Texte proposé:
# # # # # # #
Esprit toujours en éveil, regard perçant posé sur un monde qui bouge, rien n’échappe à sa réflexion ; tout finit par être couché sur le papier avec une écriture fine qui transforme, digère et fait rebondir les débats de façon inattendue.

La lecture de quelques lignes, au hasard, persuade vite d’un talent immense qui se cherche. Qui écoute Paul Valéry éprouve vite de la sympathie pour ce jeune père de trois enfants hésitant sur la voie à prendre. Doit-il briser le silence, se soumettre à la publication et au regard des autres ?

Le milieu dans lequel il baigne est pourtant porteur : il a du temps, son travail comme secrétaire particulier d’un administrateur en vue de l’agence Havas lui laisse une liberté précieuse pour sa production personnelle. Sa femme est de la famille d’Edouard Manet, il fréquente Monet, Auguste Renoir, Odilon Redon, André Gide, Pierre Louÿs… Non loin rôde le monde des revues littéraires (Mercure de France, le projet de Nrf…) intéressé par sa production abondante et presque totalement inédite.

Du talent, des éditeurs prêts à faire le premier pas, tout semble réuni pour que Paul Valéry sorte de l’ombre.

C’est faire peu de cas du souci maladif de perfection de l’écrivain et oublier un peu vite que ce dernier élève ses enfants et s’inquiète pour la santé fragile de son épouse.

Paul Valéry n’est pas prêt. Il préfère se laisser bercer par l’écoute de La Mer de Debussy. Il se réfugie dans des problèmes mathématiques complexes (« mon opium » dit-il) et couvre un tableau noir de chiffres et formules savantes qui le délassent et lui évitent de penser à son avenir.
# # # # # # #
Données fournies:
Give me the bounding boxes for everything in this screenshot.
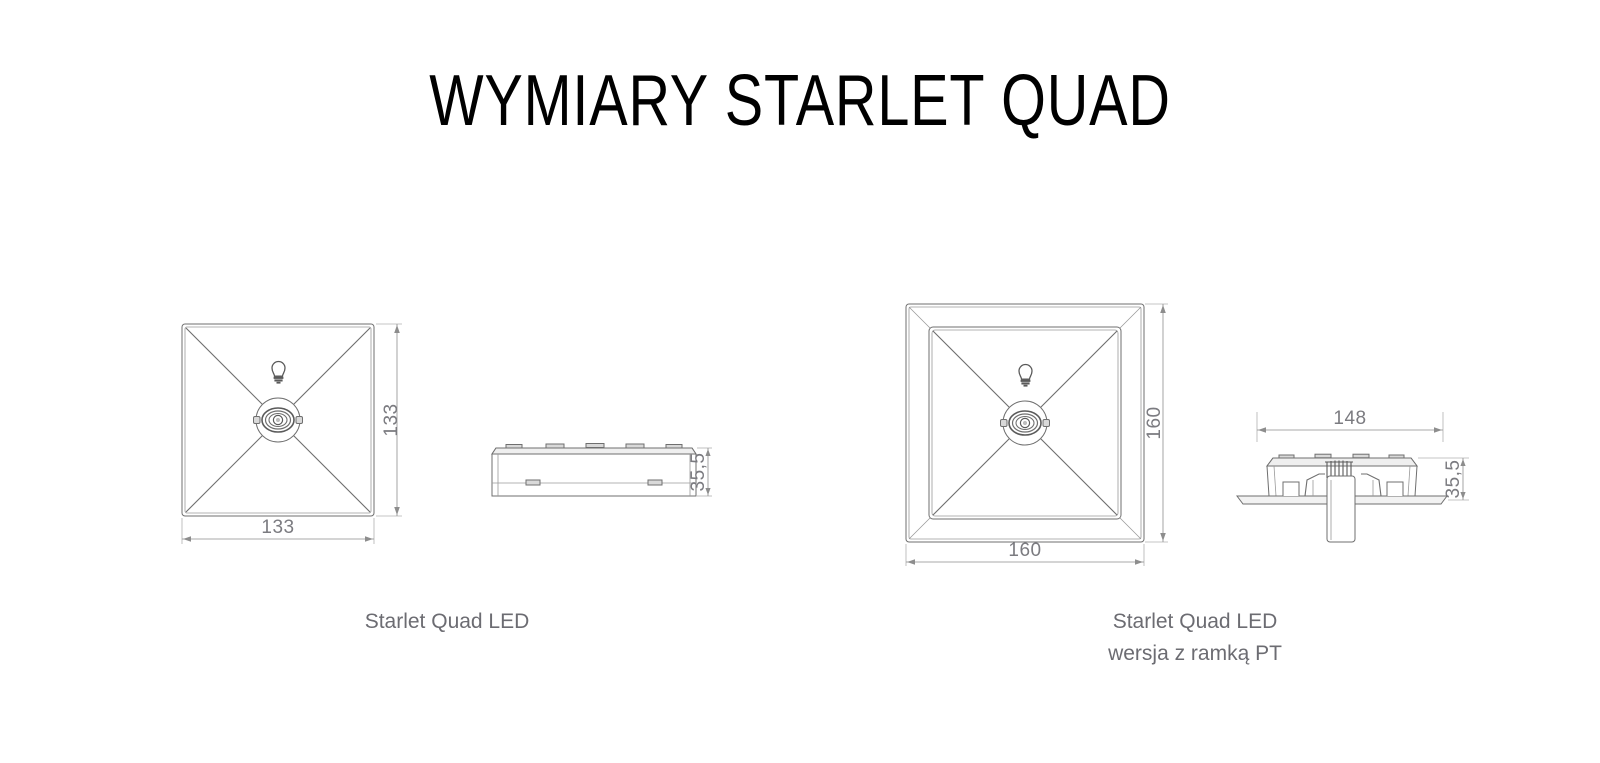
housing-top-bevel <box>492 448 696 454</box>
housing-profile <box>492 448 696 496</box>
figure-left-top-view: 133 133 <box>170 312 415 557</box>
dimension-height-133: 133 <box>376 324 402 516</box>
dimension-width-160: 160 <box>906 540 1144 566</box>
dimension-height-35-5-right: 35,5 <box>1418 458 1469 500</box>
dimension-label-height-right-side: 35,5 <box>1443 460 1464 499</box>
dimension-label-height-left-side: 35,5 <box>688 453 709 492</box>
dimension-height-35-5-left: 35,5 <box>688 448 712 496</box>
figure-right-side-view: 148 <box>1205 392 1480 552</box>
caption-right-line2: wersja z ramką PT <box>1032 638 1358 670</box>
caption-left-figure: Starlet Quad LED <box>287 606 607 638</box>
dimension-label-width-right-side: 148 <box>1333 408 1366 429</box>
dimension-label-width-right: 160 <box>1008 540 1041 561</box>
caption-left-line1: Starlet Quad LED <box>287 606 607 638</box>
dimension-label-height-left: 133 <box>381 403 402 436</box>
dimension-label-height-right: 160 <box>1144 406 1165 439</box>
dimension-width-133: 133 <box>182 517 374 544</box>
caption-right-figure: Starlet Quad LED wersja z ramką PT <box>1032 606 1358 670</box>
drawing-stage: 133 133 <box>0 0 1600 763</box>
figure-left-side-view: 35,5 <box>480 432 720 522</box>
caption-right-line1: Starlet Quad LED <box>1032 606 1358 638</box>
dimension-height-160: 160 <box>1144 304 1168 542</box>
dimension-width-148: 148 <box>1257 408 1443 442</box>
dimension-label-width-left: 133 <box>261 517 294 538</box>
figure-right-top-view: 160 160 <box>892 292 1177 567</box>
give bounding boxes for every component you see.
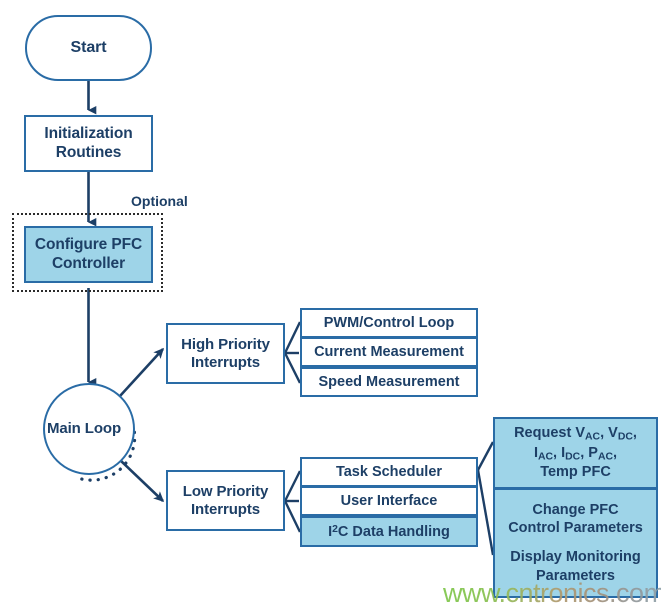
- site-watermark: www.cntronics.com: [443, 578, 661, 609]
- task-row-i2c-data-handling[interactable]: I2C Data Handling: [300, 516, 478, 547]
- request-vdc-sub: DC: [618, 431, 633, 442]
- task-row-i2c-data-handling-label: I2C Data Handling: [328, 524, 450, 540]
- panel-request-line-1: Request VAC, VDC,: [514, 424, 637, 444]
- connector-mainloop-to-high: [120, 349, 163, 396]
- request-idc-sub: DC: [565, 451, 580, 462]
- request-line1-suffix: ,: [633, 425, 637, 441]
- request-line2-suffix: ,: [613, 445, 617, 461]
- high-priority-line-2: Interrupts: [181, 354, 270, 372]
- panel-i2c-request[interactable]: Request VAC, VDC, IAC, IDC, PAC, Temp PF…: [493, 417, 658, 489]
- node-main-loop[interactable]: Main Loop: [43, 383, 135, 475]
- node-initialization-routines[interactable]: Initialization Routines: [24, 115, 153, 172]
- task-row-speed-measurement[interactable]: Speed Measurement: [300, 367, 478, 397]
- node-high-priority-label: High Priority Interrupts: [181, 336, 270, 371]
- init-line-2: Routines: [44, 144, 132, 162]
- task-row-task-scheduler-label: Task Scheduler: [336, 464, 442, 480]
- panel-change-line-1: Change PFC: [532, 501, 618, 520]
- node-configure-pfc-controller[interactable]: Configure PFC Controller: [24, 226, 153, 283]
- node-low-priority-interrupts[interactable]: Low Priority Interrupts: [166, 470, 285, 531]
- task-row-user-interface[interactable]: User Interface: [300, 486, 478, 516]
- task-row-pwm-control-loop-label: PWM/Control Loop: [324, 315, 454, 331]
- connector-low-fanout: [285, 471, 300, 532]
- request-pac-sub: AC: [598, 451, 613, 462]
- panel-request-line-3: Temp PFC: [540, 463, 611, 482]
- optional-group-label: Optional: [131, 193, 188, 209]
- task-row-user-interface-label: User Interface: [341, 493, 438, 509]
- node-configure-pfc-label: Configure PFC Controller: [35, 236, 142, 273]
- request-prefix: Request V: [514, 425, 585, 441]
- node-high-priority-interrupts[interactable]: High Priority Interrupts: [166, 323, 285, 384]
- node-main-loop-label: Main Loop: [47, 420, 121, 438]
- request-idc: , I: [553, 445, 565, 461]
- task-row-current-measurement-label: Current Measurement: [314, 344, 464, 360]
- node-initialization-routines-label: Initialization Routines: [44, 125, 132, 162]
- node-start[interactable]: Start: [25, 15, 152, 81]
- task-row-task-scheduler[interactable]: Task Scheduler: [300, 457, 478, 487]
- task-row-pwm-control-loop[interactable]: PWM/Control Loop: [300, 308, 478, 338]
- request-vac-sub: AC: [585, 431, 600, 442]
- low-priority-line-2: Interrupts: [183, 501, 268, 519]
- request-mid: , V: [600, 425, 618, 441]
- connector-mainloop-to-low: [120, 460, 163, 501]
- connector-i2c-to-panel: [478, 442, 493, 555]
- panel-change-line-2: Control Parameters: [508, 519, 643, 538]
- init-line-1: Initialization: [44, 125, 132, 143]
- high-priority-line-1: High Priority: [181, 336, 270, 354]
- low-priority-line-1: Low Priority: [183, 483, 268, 501]
- task-row-current-measurement[interactable]: Current Measurement: [300, 337, 478, 367]
- request-pac: , P: [580, 445, 598, 461]
- configure-line-1: Configure PFC: [35, 236, 142, 254]
- panel-display-line-1: Display Monitoring: [510, 548, 641, 567]
- request-iac-sub: AC: [538, 451, 553, 462]
- connector-high-fanout: [285, 322, 300, 383]
- task-row-speed-measurement-label: Speed Measurement: [318, 374, 459, 390]
- node-start-label: Start: [71, 39, 107, 58]
- node-low-priority-label: Low Priority Interrupts: [183, 483, 268, 518]
- configure-line-2: Controller: [35, 255, 142, 273]
- panel-request-line-2: IAC, IDC, PAC,: [534, 444, 617, 464]
- flowchart-diagram: Optional Start Initialization Routines C…: [0, 0, 661, 609]
- i2c-suffix: C Data Handling: [338, 524, 450, 540]
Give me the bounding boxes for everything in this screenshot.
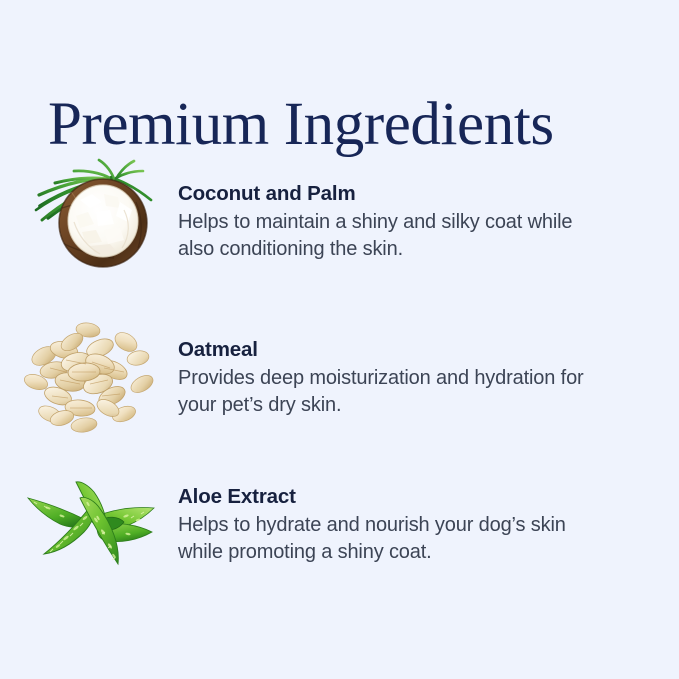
oatmeal-image xyxy=(14,312,164,437)
ingredient-item-aloe-extract: Aloe Extract Helps to hydrate and nouris… xyxy=(0,468,679,578)
ingredient-text-block: Aloe Extract Helps to hydrate and nouris… xyxy=(178,484,648,566)
ingredient-item-coconut-and-palm: Coconut and Palm Helps to maintain a shi… xyxy=(0,148,679,288)
aloe-leaf-group xyxy=(28,482,154,564)
aloe-extract-image xyxy=(14,468,164,578)
ingredient-name: Oatmeal xyxy=(178,337,648,362)
ingredient-name: Aloe Extract xyxy=(178,484,648,509)
premium-ingredients-page: Premium Ingredients xyxy=(0,0,679,679)
ingredient-text-block: Oatmeal Provides deep moisturization and… xyxy=(178,337,648,419)
ingredient-description: Helps to maintain a shiny and silky coat… xyxy=(178,209,598,263)
ingredient-list: Coconut and Palm Helps to maintain a shi… xyxy=(0,0,679,679)
ingredient-description: Provides deep moisturization and hydrati… xyxy=(178,365,598,419)
ingredient-description: Helps to hydrate and nourish your dog’s … xyxy=(178,512,598,566)
oat-flake-pile xyxy=(22,321,155,433)
ingredient-item-oatmeal: Oatmeal Provides deep moisturization and… xyxy=(0,312,679,437)
ingredient-name: Coconut and Palm xyxy=(178,181,648,206)
ingredient-text-block: Coconut and Palm Helps to maintain a shi… xyxy=(178,181,648,263)
coconut-and-palm-image xyxy=(14,150,164,290)
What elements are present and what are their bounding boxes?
# # # # # # #
Exercices:
(a) Les affirmations suivantes sont-elles conformes au texte sur Paul Valéry ? (i) Paul Valéry est père de trois enfants. (ii) Son travail de secrétaire particulier lui laisse peu de temps pour écrire. (iii) Paul Valéry qualifie les problèmes mathématiques de « mon opium ». Répondez à chacune par oui ou par non, en citant les mots du texte qui permettent de trancher.
(b) Poursuivez le texte sur Paul Valéry à partir de sa dernière phrase.

Corrigé des exercices:
(a)
(i) Oui : « ce jeune père de trois enfants hésitant sur la voie à prendre ».
(ii) Non : « son travail comme secrétaire particulier d’un administrateur en vue de l’agence Havas lui laisse une liberté précieuse pour sa production personnelle ».
(iii) Oui : « Il se réfugie dans des problèmes mathématiques complexes (« mon opium » dit-il) ».

(b)
Il est six heures, avant le réveil des enfants, Paul Valéry quitte son domicile au 40 rue de Villejust et enfourche sa bicyclette. Il pédale vite et se dirige vers la Place de l’Etoile. Arrivé face à l’Arc de Triomphe, il le contourne sur la droite et tourne autour du monument. Le vent déjà frais de septembre fait frémir sa moustache, il est grisé par la vitesse. Il tourne et tourne encore, sans se décider à prendre l’une des grandes avenues qui s’offrent à lui. Au bout d’une dizaine de minutes de rotation, sous le regard étonné de quelques Parisiens matinaux, il met le pied à terre, essoufflé et heureux. Ses idées lui paraissent tout à coup plus claires, son projet littéraire prend forme.

En rentrant chez lui, il se prend à siffloter l’un de ses airs favoris de Wagner. Il monte d’un pas martial l’escalier jusque chez lui où l’attend la bonne Charlotte et sa fille Agathe qui réclame, du haut de ses deux ans, « du lait et du chocolat ».

En regardant Agathe se barbouiller le visage avec son biberon du matin, Paul Valéry se surprend à rire. Un grand rire clair et sonore d’un homme qui a trouvé une voie pour s’élever, un chemin pour faire aboutir une oeuvre née dans l’ombre de la nuit et destinée à briller quand le jour viendra.